_Actions to take_:
- A) Answer these questions about the blog entries:
(i) How many new rounds of reloaded .45 ACP were added?
(ii) What reloading supply is the author about out of?
(iii) What week is the local radio wisdom tied to?
- B) Copy the blog entries word for word from "Still metabolizing" up to and including "Week, doncha know.".

_Page extract_:
══════
Oct 11, 2011

Re-imposing myself on the world:

1. It hurts my head to think of the big story, the U.S. Congress proposing to require China to revalue the yuan to a level we like, so:

2. I take refuge in the weather which requires a small predawn fire but which also makes a stroll around the grounds comfortable in a flannel shirt and Ron Paul gimme cap.  We're short of rain. Otherwise October, 2011, has been as idyllic as an old Disney film.

3.  The head cold has been made tolerable by a lifestyle adjustment. Relating to other humans exaggerates the symptoms. Relating to one's lethal instruments of doom soothes them. That explains some very clean guns in my terrorist vault and also the addition of 197 new rounds of  reloaded .45 ACP (200-grain SWC, 6.x grains of Unique to drive them about 875 fps, peppy but far from max). The remaining chore is to fill the 40 rounds of .45 Colt brass  I discovered. With no big bullets on hand, I'll stuff them with the 200 SWCs and enough something to make them go super-whoosh.

4. A peripheral reloading matter: I'm about out of bullet lube. That makes me wonder how I would go about acquiring the squeezings from Al Sharpton's hair.

5. (Back to 1) -- Could someone please tell the senators that there's a more logical target if they want to get all snitty about currency manipulation? Ben is handier, and, besides, he doesn't yet have his own aircraft carrier.

Oct 10, 2011

Still metabolizing

Just to confirm that your TMR author is still alive and in recovery from a trip, a medium-nasty cold, some highly welcome guests, and an uncontrollable urge to spend time in the reloading shack, I pass on this wisdom from local radio. It's  helping the government save us all from fiery doom. Fire Prevention Week, doncha know.
══════
Items listed in a dataset
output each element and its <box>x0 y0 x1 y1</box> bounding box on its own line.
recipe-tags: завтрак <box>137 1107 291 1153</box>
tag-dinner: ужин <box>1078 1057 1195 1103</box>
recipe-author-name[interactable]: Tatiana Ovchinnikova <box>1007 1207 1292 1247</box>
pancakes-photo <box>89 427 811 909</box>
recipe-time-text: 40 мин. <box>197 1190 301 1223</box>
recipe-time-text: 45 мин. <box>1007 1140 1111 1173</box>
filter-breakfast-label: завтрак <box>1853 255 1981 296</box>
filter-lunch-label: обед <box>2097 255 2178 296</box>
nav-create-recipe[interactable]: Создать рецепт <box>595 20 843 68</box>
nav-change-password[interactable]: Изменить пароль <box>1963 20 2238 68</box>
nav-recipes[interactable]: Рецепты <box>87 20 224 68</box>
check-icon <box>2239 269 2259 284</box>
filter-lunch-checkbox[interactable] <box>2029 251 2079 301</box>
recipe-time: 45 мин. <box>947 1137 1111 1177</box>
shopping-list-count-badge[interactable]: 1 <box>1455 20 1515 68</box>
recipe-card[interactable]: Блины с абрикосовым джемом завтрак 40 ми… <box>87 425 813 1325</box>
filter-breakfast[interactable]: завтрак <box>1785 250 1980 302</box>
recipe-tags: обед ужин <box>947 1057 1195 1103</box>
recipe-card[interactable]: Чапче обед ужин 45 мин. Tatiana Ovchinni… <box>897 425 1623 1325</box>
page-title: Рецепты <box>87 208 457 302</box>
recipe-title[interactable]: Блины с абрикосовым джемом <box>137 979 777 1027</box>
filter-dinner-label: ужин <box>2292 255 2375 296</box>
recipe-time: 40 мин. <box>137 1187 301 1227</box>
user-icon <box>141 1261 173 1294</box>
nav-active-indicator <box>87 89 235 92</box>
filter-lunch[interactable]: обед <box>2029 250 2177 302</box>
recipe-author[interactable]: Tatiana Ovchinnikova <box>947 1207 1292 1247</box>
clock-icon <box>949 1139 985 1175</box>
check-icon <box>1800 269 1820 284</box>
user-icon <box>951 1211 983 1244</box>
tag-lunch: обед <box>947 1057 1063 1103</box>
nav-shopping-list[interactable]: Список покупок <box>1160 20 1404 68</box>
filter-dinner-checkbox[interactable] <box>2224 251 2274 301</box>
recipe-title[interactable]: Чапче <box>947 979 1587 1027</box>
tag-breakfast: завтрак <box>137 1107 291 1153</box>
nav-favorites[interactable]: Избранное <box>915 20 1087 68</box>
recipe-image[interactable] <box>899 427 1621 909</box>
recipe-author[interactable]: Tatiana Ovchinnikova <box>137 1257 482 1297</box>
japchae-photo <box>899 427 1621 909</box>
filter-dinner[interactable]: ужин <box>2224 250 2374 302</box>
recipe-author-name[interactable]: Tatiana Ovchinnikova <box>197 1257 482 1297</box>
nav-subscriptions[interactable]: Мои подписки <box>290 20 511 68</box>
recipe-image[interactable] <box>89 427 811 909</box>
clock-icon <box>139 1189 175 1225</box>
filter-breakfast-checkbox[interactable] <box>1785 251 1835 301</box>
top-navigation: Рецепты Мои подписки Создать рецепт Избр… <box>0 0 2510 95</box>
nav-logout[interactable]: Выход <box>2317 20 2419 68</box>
══════
_Results of the tasks_:
- A)
(i) 197
(ii) Bullet lube
(iii) Fire Prevention Week

- B)
Still metabolizing

Just to confirm that your TMR author is still alive and in recovery from a trip, a medium-nasty cold, some highly welcome guests, and an uncontrollable urge to spend time in the reloading shack, I pass on this wisdom from local radio. It's  helping the government save us all from fiery doom. Fire Prevention Week, doncha know.